** start Input for this task **

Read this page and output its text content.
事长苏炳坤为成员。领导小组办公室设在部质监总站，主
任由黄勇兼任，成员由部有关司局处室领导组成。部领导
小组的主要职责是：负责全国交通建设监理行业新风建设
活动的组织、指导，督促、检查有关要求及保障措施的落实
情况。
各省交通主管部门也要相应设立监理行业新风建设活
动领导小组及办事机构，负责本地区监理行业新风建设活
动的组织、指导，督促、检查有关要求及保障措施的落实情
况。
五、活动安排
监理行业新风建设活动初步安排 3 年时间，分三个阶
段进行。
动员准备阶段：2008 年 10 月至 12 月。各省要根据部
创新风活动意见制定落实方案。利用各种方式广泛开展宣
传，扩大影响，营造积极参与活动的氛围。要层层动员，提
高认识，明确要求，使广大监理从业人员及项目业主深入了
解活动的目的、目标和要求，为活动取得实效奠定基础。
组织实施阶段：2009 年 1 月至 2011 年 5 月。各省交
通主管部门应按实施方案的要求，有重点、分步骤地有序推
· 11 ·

** end Input for this task **

### Given task
Copy each record from above exactly, and include every line.

### Answer
Read this page and output its text content.
事长苏炳坤为成员。领导小组办公室设在部质监总站，主
任由黄勇兼任，成员由部有关司局处室领导组成。部领导
小组的主要职责是：负责全国交通建设监理行业新风建设
活动的组织、指导，督促、检查有关要求及保障措施的落实
情况。
各省交通主管部门也要相应设立监理行业新风建设活
动领导小组及办事机构，负责本地区监理行业新风建设活
动的组织、指导，督促、检查有关要求及保障措施的落实情
况。
五、活动安排
监理行业新风建设活动初步安排 3 年时间，分三个阶
段进行。
动员准备阶段：2008 年 10 月至 12 月。各省要根据部
创新风活动意见制定落实方案。利用各种方式广泛开展宣
传，扩大影响，营造积极参与活动的氛围。要层层动员，提
高认识，明确要求，使广大监理从业人员及项目业主深入了
解活动的目的、目标和要求，为活动取得实效奠定基础。
组织实施阶段：2009 年 1 月至 2011 年 5 月。各省交
通主管部门应按实施方案的要求，有重点、分步骤地有序推
· 11 ·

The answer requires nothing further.